[Records about charts and figures]
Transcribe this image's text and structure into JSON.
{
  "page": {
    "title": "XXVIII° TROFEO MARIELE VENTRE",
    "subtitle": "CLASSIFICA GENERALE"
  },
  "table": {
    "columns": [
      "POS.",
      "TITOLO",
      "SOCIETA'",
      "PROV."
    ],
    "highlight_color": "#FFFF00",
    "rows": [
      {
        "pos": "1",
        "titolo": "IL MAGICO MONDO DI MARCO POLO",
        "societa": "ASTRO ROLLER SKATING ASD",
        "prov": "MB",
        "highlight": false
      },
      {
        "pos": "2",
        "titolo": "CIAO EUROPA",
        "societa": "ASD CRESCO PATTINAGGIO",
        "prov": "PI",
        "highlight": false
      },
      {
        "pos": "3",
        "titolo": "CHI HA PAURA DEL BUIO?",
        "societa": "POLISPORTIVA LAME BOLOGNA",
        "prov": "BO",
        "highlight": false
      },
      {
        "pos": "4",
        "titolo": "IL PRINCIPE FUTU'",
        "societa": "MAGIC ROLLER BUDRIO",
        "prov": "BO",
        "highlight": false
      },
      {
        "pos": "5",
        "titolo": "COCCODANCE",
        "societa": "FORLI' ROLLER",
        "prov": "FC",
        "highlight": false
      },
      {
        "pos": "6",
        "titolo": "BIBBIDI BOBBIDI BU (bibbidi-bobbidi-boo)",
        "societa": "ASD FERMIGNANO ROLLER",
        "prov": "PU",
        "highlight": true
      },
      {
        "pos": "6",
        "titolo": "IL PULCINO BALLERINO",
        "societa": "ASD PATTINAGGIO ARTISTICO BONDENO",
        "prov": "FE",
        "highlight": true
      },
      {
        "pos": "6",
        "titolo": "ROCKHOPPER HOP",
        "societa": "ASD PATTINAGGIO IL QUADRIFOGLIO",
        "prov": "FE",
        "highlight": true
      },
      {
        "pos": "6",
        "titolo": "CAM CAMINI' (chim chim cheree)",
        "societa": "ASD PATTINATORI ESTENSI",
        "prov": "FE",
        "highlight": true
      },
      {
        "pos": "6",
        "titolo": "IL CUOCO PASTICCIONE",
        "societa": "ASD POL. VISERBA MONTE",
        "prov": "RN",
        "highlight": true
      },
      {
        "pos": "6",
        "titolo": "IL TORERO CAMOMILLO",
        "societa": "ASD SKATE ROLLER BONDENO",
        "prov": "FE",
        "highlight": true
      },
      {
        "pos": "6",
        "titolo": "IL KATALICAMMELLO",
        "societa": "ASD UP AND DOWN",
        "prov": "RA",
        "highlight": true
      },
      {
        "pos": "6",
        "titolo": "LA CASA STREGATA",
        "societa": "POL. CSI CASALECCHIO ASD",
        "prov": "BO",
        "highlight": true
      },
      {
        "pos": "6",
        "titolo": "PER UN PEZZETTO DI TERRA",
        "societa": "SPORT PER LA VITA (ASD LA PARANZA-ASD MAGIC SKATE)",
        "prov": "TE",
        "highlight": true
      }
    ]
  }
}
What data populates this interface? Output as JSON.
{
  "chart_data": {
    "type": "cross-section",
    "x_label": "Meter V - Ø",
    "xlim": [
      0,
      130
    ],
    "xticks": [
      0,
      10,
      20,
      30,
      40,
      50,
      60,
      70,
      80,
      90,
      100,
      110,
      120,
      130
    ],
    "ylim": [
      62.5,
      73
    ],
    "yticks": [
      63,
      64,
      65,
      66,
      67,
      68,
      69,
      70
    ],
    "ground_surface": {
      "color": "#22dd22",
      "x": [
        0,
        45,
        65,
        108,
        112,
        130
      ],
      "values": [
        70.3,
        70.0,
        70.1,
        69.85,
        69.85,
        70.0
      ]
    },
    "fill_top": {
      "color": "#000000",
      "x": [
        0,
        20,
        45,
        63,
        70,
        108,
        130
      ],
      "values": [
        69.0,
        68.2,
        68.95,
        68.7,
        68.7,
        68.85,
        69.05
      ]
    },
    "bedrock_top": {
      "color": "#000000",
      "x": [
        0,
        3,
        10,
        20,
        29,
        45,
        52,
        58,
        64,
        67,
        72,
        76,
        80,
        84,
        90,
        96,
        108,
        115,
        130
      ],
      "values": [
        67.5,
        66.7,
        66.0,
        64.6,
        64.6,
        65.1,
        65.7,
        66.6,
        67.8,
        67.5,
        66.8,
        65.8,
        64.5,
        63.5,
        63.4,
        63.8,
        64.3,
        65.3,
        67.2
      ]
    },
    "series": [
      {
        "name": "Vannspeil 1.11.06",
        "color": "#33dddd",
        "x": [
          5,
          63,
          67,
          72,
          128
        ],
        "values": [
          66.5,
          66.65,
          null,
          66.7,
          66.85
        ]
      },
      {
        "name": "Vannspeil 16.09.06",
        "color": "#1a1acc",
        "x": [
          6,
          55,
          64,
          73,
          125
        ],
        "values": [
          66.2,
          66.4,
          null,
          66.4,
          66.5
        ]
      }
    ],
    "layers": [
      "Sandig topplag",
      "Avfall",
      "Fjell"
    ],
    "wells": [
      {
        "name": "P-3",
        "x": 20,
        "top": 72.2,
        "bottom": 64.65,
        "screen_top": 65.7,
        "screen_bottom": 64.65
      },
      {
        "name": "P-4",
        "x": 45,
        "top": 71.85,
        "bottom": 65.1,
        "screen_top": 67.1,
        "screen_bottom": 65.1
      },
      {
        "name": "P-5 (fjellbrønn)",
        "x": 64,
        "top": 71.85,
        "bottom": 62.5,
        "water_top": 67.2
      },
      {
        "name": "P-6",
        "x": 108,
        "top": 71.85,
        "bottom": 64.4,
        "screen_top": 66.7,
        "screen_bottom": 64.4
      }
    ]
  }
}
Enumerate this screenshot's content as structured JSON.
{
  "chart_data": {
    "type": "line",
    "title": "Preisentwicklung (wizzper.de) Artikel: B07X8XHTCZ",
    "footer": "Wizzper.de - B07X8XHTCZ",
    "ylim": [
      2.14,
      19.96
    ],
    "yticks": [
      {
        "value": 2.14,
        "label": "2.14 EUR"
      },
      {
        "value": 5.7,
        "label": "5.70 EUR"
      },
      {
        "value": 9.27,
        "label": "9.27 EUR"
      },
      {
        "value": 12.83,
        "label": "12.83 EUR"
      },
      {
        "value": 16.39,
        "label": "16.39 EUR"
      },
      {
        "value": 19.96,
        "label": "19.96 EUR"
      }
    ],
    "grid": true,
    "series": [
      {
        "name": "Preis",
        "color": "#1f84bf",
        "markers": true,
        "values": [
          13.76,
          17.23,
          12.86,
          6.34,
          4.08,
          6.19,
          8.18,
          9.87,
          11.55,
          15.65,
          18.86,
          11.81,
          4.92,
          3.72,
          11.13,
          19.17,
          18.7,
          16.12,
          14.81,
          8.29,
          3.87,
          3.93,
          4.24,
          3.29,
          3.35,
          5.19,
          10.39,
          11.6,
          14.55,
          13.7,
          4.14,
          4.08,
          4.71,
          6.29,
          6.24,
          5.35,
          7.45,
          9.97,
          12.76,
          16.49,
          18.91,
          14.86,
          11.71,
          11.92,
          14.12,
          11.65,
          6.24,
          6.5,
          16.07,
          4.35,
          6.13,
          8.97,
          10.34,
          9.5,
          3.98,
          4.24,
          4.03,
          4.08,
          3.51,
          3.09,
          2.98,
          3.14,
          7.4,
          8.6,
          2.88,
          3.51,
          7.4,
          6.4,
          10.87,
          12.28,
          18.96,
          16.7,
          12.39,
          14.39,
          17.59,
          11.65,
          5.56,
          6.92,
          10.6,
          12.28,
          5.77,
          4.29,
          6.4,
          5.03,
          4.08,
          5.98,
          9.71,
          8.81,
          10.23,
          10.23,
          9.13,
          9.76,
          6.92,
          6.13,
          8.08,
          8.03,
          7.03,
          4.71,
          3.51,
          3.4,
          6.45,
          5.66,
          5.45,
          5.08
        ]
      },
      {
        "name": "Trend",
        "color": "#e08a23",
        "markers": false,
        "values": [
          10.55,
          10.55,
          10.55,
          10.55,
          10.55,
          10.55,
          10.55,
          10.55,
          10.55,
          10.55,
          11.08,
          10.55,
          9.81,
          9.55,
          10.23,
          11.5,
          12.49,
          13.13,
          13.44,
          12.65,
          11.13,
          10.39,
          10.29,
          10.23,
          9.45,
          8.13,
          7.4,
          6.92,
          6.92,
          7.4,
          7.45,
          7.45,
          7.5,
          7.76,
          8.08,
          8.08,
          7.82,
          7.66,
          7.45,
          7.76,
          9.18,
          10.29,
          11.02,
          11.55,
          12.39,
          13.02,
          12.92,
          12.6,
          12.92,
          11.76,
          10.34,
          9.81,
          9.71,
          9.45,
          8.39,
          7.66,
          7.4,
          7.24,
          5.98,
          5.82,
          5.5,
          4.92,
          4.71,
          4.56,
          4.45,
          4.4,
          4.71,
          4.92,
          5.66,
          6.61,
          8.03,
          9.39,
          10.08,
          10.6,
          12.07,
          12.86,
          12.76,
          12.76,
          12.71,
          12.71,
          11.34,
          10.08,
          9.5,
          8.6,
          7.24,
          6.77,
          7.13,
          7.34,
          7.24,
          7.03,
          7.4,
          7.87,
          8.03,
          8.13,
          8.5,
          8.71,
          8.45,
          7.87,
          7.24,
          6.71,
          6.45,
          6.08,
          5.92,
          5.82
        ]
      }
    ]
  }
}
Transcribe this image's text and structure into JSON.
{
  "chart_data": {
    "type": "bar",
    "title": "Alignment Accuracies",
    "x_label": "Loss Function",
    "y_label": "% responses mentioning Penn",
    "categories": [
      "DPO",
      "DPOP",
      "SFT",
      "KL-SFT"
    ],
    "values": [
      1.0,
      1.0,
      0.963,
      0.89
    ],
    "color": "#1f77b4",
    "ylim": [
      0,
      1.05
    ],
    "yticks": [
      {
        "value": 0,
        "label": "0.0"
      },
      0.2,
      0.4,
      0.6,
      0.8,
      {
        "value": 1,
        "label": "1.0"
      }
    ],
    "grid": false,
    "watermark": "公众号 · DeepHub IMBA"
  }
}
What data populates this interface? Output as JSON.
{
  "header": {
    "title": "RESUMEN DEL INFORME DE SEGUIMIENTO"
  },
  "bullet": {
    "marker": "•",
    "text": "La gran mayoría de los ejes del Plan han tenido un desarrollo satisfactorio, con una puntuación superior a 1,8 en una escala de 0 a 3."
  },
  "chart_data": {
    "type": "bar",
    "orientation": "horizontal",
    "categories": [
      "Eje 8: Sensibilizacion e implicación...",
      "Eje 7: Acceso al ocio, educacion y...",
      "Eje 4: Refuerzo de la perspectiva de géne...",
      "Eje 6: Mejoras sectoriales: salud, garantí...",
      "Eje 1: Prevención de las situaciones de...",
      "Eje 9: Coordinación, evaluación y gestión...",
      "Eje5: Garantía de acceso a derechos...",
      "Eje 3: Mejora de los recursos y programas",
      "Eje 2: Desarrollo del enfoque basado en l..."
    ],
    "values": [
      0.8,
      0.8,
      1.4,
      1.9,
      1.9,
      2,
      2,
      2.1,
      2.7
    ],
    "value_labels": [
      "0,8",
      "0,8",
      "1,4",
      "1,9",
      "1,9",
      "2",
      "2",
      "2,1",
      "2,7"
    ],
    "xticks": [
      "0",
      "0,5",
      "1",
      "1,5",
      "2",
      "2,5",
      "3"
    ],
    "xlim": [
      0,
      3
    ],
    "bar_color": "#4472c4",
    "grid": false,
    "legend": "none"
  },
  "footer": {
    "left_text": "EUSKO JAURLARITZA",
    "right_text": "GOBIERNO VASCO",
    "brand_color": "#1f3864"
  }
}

### Requirements
Copy all the lines above that hold the string "Vannspeil".

### Correct answer
        "name": "Vannspeil 1.11.06",
        "name": "Vannspeil 16.09.06",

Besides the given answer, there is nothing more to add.